Given instruction: Please reproduce every record, keeping each one exactly as written.

Saved entries
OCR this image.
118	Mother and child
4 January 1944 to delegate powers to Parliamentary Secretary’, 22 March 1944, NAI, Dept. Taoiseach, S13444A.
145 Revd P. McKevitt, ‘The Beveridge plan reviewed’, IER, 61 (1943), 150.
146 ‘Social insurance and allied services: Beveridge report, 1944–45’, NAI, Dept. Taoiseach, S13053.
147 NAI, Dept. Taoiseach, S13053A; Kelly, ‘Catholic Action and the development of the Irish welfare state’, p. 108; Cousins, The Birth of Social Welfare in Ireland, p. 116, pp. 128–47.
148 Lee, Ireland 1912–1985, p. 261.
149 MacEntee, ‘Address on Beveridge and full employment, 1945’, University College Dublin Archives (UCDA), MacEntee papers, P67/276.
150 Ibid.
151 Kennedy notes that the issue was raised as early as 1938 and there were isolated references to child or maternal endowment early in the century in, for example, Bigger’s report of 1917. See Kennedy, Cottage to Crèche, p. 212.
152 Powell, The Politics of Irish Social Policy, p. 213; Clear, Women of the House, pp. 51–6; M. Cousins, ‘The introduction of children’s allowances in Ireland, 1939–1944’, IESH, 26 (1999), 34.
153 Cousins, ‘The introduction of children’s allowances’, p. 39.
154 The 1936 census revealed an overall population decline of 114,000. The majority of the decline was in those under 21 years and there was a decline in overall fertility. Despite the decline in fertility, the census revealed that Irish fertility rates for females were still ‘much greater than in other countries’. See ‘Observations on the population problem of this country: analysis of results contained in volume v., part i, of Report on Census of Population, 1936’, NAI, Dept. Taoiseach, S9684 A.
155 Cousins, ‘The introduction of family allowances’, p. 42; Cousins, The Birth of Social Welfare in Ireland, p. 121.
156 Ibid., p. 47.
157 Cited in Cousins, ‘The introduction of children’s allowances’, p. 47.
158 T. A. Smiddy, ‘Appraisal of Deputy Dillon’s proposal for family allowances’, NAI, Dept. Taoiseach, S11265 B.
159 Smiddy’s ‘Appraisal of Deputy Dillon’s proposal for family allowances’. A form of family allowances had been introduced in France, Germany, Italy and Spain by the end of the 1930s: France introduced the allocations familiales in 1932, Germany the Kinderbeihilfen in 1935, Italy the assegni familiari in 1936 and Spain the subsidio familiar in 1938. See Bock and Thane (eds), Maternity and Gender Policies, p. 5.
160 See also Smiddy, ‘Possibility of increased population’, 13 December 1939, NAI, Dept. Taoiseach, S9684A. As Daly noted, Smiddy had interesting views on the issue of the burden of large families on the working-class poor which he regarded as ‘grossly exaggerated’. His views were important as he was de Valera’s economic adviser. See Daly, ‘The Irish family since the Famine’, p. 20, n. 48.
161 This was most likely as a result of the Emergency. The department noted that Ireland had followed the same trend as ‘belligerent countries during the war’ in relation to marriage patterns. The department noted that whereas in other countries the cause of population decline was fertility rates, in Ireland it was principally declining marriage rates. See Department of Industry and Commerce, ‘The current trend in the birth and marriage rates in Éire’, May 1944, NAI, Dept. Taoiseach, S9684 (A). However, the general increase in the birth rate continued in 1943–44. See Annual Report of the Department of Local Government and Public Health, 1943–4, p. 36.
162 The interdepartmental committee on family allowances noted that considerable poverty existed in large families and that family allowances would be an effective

Reply to the exercise:
OCR this image.
118	Mother and child
4 January 1944 to delegate powers to Parliamentary Secretary’, 22 March 1944, NAI, Dept. Taoiseach, S13444A.
145 Revd P. McKevitt, ‘The Beveridge plan reviewed’, IER, 61 (1943), 150.
146 ‘Social insurance and allied services: Beveridge report, 1944–45’, NAI, Dept. Taoiseach, S13053.
147 NAI, Dept. Taoiseach, S13053A; Kelly, ‘Catholic Action and the development of the Irish welfare state’, p. 108; Cousins, The Birth of Social Welfare in Ireland, p. 116, pp. 128–47.
148 Lee, Ireland 1912–1985, p. 261.
149 MacEntee, ‘Address on Beveridge and full employment, 1945’, University College Dublin Archives (UCDA), MacEntee papers, P67/276.
150 Ibid.
151 Kennedy notes that the issue was raised as early as 1938 and there were isolated references to child or maternal endowment early in the century in, for example, Bigger’s report of 1917. See Kennedy, Cottage to Crèche, p. 212.
152 Powell, The Politics of Irish Social Policy, p. 213; Clear, Women of the House, pp. 51–6; M. Cousins, ‘The introduction of children’s allowances in Ireland, 1939–1944’, IESH, 26 (1999), 34.
153 Cousins, ‘The introduction of children’s allowances’, p. 39.
154 The 1936 census revealed an overall population decline of 114,000. The majority of the decline was in those under 21 years and there was a decline in overall fertility. Despite the decline in fertility, the census revealed that Irish fertility rates for females were still ‘much greater than in other countries’. See ‘Observations on the population problem of this country: analysis of results contained in volume v., part i, of Report on Census of Population, 1936’, NAI, Dept. Taoiseach, S9684 A.
155 Cousins, ‘The introduction of family allowances’, p. 42; Cousins, The Birth of Social Welfare in Ireland, p. 121.
156 Ibid., p. 47.
157 Cited in Cousins, ‘The introduction of children’s allowances’, p. 47.
158 T. A. Smiddy, ‘Appraisal of Deputy Dillon’s proposal for family allowances’, NAI, Dept. Taoiseach, S11265 B.
159 Smiddy’s ‘Appraisal of Deputy Dillon’s proposal for family allowances’. A form of family allowances had been introduced in France, Germany, Italy and Spain by the end of the 1930s: France introduced the allocations familiales in 1932, Germany the Kinderbeihilfen in 1935, Italy the assegni familiari in 1936 and Spain the subsidio familiar in 1938. See Bock and Thane (eds), Maternity and Gender Policies, p. 5.
160 See also Smiddy, ‘Possibility of increased population’, 13 December 1939, NAI, Dept. Taoiseach, S9684A. As Daly noted, Smiddy had interesting views on the issue of the burden of large families on the working-class poor which he regarded as ‘grossly exaggerated’. His views were important as he was de Valera’s economic adviser. See Daly, ‘The Irish family since the Famine’, p. 20, n. 48.
161 This was most likely as a result of the Emergency. The department noted that Ireland had followed the same trend as ‘belligerent countries during the war’ in relation to marriage patterns. The department noted that whereas in other countries the cause of population decline was fertility rates, in Ireland it was principally declining marriage rates. See Department of Industry and Commerce, ‘The current trend in the birth and marriage rates in Éire’, May 1944, NAI, Dept. Taoiseach, S9684 (A). However, the general increase in the birth rate continued in 1943–44. See Annual Report of the Department of Local Government and Public Health, 1943–4, p. 36.
162 The interdepartmental committee on family allowances noted that considerable poverty existed in large families and that family allowances would be an effective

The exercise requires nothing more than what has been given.